Scan the records for the string "Move"; copy each line where it occurs.

## Records for processing
++++++++++

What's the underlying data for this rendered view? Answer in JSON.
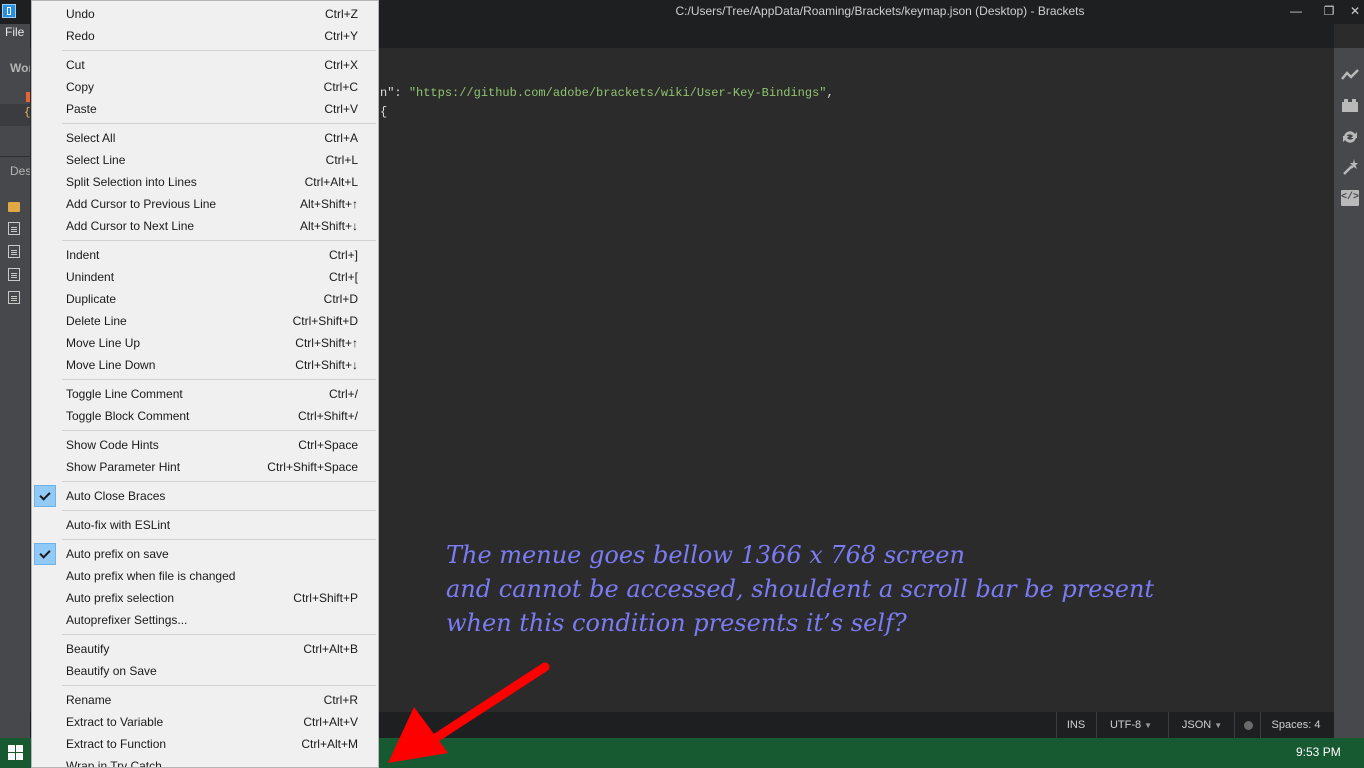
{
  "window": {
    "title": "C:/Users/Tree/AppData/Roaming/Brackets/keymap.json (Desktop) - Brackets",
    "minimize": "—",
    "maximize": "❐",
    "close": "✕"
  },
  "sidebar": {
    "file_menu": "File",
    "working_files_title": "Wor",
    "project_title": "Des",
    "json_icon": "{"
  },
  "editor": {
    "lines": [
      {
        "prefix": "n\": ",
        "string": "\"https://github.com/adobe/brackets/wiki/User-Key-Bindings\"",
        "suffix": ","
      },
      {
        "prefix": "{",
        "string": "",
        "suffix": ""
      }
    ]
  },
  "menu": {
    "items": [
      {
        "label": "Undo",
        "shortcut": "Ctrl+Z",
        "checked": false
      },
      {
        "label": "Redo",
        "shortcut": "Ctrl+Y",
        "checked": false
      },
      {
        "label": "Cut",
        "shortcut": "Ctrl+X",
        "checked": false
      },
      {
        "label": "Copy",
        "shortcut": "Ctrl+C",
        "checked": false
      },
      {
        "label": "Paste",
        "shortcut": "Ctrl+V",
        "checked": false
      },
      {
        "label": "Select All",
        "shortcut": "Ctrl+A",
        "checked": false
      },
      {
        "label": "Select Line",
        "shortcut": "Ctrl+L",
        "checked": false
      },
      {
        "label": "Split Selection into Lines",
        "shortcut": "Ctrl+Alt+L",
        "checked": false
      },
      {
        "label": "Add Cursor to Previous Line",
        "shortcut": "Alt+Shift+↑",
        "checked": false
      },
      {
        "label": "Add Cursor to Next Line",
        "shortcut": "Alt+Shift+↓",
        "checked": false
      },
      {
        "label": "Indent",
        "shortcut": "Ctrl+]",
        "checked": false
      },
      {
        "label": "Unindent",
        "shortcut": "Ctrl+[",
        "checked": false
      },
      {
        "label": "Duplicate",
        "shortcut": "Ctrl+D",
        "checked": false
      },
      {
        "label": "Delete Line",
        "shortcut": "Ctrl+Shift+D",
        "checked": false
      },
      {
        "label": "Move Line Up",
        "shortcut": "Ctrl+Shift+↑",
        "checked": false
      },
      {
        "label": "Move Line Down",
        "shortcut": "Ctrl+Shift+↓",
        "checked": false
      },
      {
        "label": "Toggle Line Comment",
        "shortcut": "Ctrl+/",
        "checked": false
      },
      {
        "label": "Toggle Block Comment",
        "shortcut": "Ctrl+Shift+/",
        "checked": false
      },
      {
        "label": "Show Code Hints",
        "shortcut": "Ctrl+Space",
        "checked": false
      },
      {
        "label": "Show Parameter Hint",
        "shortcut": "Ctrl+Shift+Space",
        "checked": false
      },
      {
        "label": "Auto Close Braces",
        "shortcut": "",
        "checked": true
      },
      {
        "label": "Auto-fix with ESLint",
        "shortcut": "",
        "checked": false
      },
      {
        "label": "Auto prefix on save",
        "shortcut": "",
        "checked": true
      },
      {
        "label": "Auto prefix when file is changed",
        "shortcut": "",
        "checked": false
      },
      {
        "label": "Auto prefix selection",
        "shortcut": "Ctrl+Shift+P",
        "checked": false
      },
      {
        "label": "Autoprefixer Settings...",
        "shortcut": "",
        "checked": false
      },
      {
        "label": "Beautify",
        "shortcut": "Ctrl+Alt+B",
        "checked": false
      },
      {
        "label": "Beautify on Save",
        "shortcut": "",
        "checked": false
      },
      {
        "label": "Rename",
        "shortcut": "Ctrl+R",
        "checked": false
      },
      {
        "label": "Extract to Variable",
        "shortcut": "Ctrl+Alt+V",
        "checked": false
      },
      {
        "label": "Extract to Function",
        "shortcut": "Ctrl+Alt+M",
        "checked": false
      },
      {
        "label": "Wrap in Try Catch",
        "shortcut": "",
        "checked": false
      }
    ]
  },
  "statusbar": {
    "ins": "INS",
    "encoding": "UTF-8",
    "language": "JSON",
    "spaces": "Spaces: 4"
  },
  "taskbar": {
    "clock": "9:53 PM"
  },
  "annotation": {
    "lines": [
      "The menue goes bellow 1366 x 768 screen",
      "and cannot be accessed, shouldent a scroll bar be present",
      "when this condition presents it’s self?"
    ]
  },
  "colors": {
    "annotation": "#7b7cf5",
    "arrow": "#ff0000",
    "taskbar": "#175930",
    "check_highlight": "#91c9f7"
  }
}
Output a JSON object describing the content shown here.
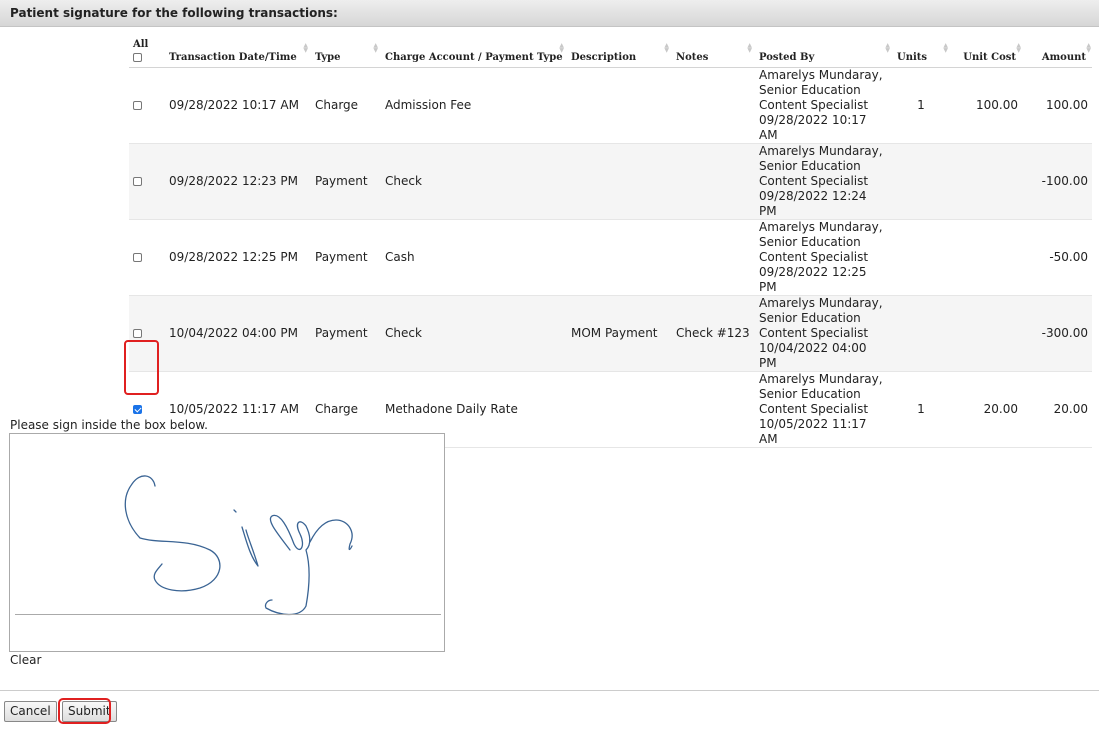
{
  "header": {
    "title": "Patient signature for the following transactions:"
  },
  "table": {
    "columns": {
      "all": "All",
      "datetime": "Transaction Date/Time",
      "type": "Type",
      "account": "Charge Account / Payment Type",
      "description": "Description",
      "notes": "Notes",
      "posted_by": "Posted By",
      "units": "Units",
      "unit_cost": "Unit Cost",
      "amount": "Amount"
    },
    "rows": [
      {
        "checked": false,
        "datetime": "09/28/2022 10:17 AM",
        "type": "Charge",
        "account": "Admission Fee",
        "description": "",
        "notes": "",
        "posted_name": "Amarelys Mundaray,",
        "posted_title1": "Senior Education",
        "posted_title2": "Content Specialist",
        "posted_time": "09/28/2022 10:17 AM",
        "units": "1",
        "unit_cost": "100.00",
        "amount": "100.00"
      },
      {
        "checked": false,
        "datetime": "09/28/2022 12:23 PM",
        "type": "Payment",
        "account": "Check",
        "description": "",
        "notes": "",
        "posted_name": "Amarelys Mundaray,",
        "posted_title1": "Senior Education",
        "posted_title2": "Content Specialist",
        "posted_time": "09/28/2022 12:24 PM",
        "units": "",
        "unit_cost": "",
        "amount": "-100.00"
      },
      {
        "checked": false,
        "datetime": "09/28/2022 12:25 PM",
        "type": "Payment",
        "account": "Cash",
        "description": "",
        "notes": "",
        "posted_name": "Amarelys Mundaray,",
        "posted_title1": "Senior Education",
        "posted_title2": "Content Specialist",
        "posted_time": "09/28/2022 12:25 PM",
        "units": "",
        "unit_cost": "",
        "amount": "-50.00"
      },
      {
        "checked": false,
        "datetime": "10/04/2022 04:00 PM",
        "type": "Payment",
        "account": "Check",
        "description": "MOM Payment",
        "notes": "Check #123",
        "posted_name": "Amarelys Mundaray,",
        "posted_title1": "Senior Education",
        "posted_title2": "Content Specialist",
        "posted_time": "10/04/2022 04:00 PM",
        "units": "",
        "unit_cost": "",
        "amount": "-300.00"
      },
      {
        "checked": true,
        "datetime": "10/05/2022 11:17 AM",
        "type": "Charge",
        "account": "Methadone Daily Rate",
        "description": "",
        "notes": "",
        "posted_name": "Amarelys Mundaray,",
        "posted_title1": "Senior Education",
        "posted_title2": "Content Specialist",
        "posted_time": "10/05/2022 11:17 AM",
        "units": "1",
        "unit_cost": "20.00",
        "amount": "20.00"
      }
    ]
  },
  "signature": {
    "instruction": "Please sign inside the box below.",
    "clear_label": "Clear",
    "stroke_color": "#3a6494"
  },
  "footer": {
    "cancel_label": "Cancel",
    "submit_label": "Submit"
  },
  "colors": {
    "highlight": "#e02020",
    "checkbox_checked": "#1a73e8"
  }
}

++++++++++

## Answer for the task
        "label": "Move Line Up",
        "label": "Move Line Down",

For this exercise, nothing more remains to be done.